Source data:
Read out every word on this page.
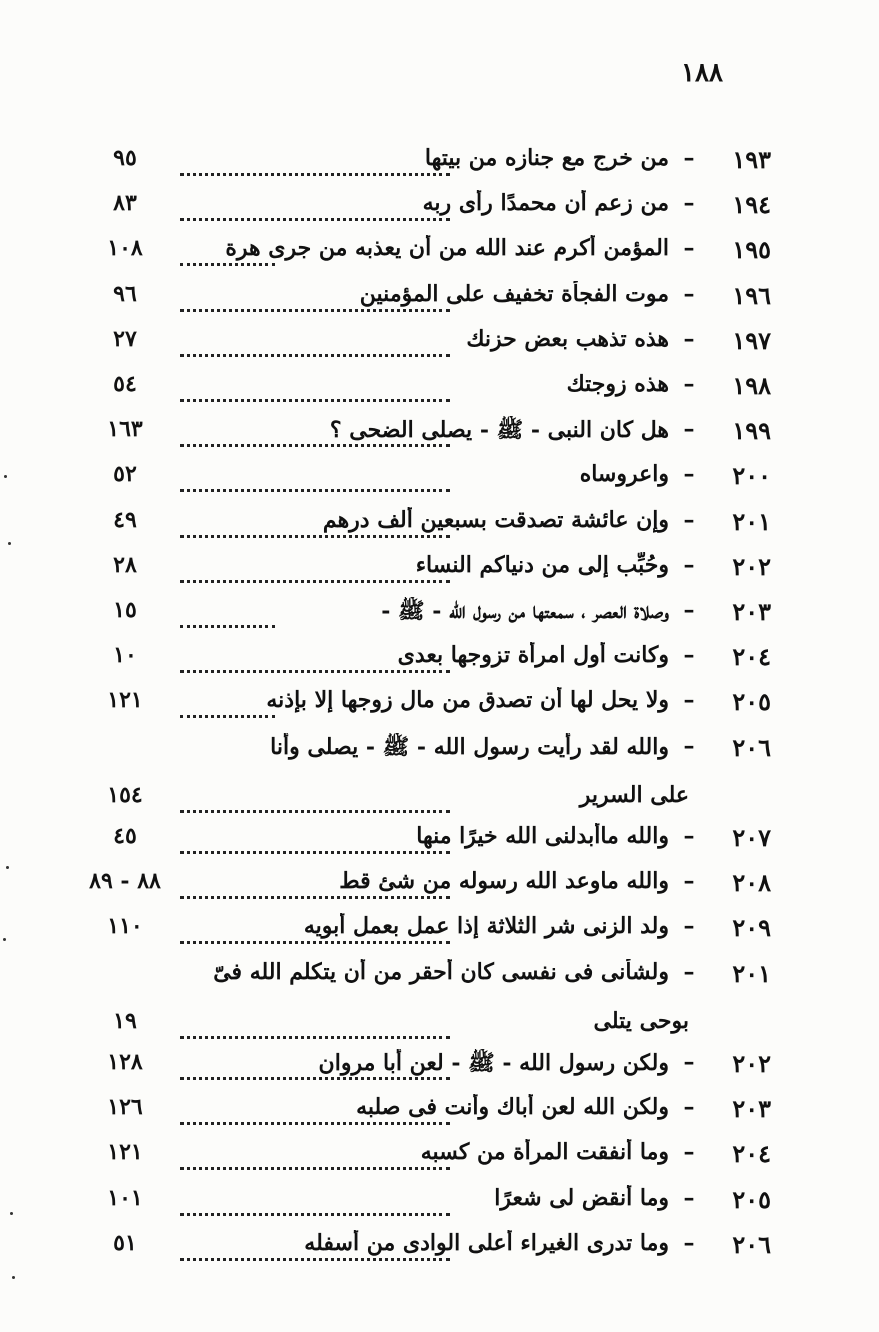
١٨٨
١٩٣
–
من خرج مع جنازه من بيتها
٩٥
١٩٤
–
من زعم أن محمدًا رأى ربه
٨٣
١٩٥
–
المؤمن أكرم عند الله من أن يعذبه من جرى هرة
١٠٨
١٩٦
–
موت الفجأة تخفيف على المؤمنين
٩٦
١٩٧
–
هذه تذهب بعض حزنك
٢٧
١٩٨
–
هذه زوجتك
٥٤
١٩٩
–
هل كان النبى - ﷺ - يصلى الضحى ؟
١٦٣
٢٠٠
–
واعروساه
٥٢
٢٠١
–
وإن عائشة تصدقت بسبعين ألف درهم
٤٩
٢٠٢
–
وحُبِّب إلى من دنياكم النساء
٢٨
٢٠٣
–
وصلاة العصر ، سمعتها من رسول الله - ﷺ -
١٥
٢٠٤
–
وكانت أول امرأة تزوجها بعدى
١٠
٢٠٥
–
ولا يحل لها أن تصدق من مال زوجها إلا بإذنه
١٢١
٢٠٦
–
والله لقد رأيت رسول الله - ﷺ - يصلى وأنا
على السرير
١٥٤
٢٠٧
–
والله ماأبدلنى الله خيرًا منها
٤٥
٢٠٨
–
والله ماوعد الله رسوله من شئ قط
٨٨ - ٨٩
٢٠٩
–
ولد الزنى شر الثلاثة إذا عمل بعمل أبويه
١١٠
٢٠١
–
ولشأنى فى نفسى كان أحقر من أن يتكلم الله فىّ
بوحى يتلى
١٩
٢٠٢
–
ولكن رسول الله - ﷺ - لعن أبا مروان
١٢٨
٢٠٣
–
ولكن الله لعن أباك وأنت فى صلبه
١٢٦
٢٠٤
–
وما أنفقت المرأة من كسبه
١٢١
٢٠٥
–
وما أنقض لى شعرًا
١٠١
٢٠٦
–
وما تدرى الغيراء أعلى الوادى من أسفله
٥١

Given request: For each line above that contains the word "والله", copy that line.

Reply to the task:
والله لقد رأيت رسول الله - ﷺ - يصلى وأنا
والله ماأبدلنى الله خيرًا منها
والله ماوعد الله رسوله من شئ قط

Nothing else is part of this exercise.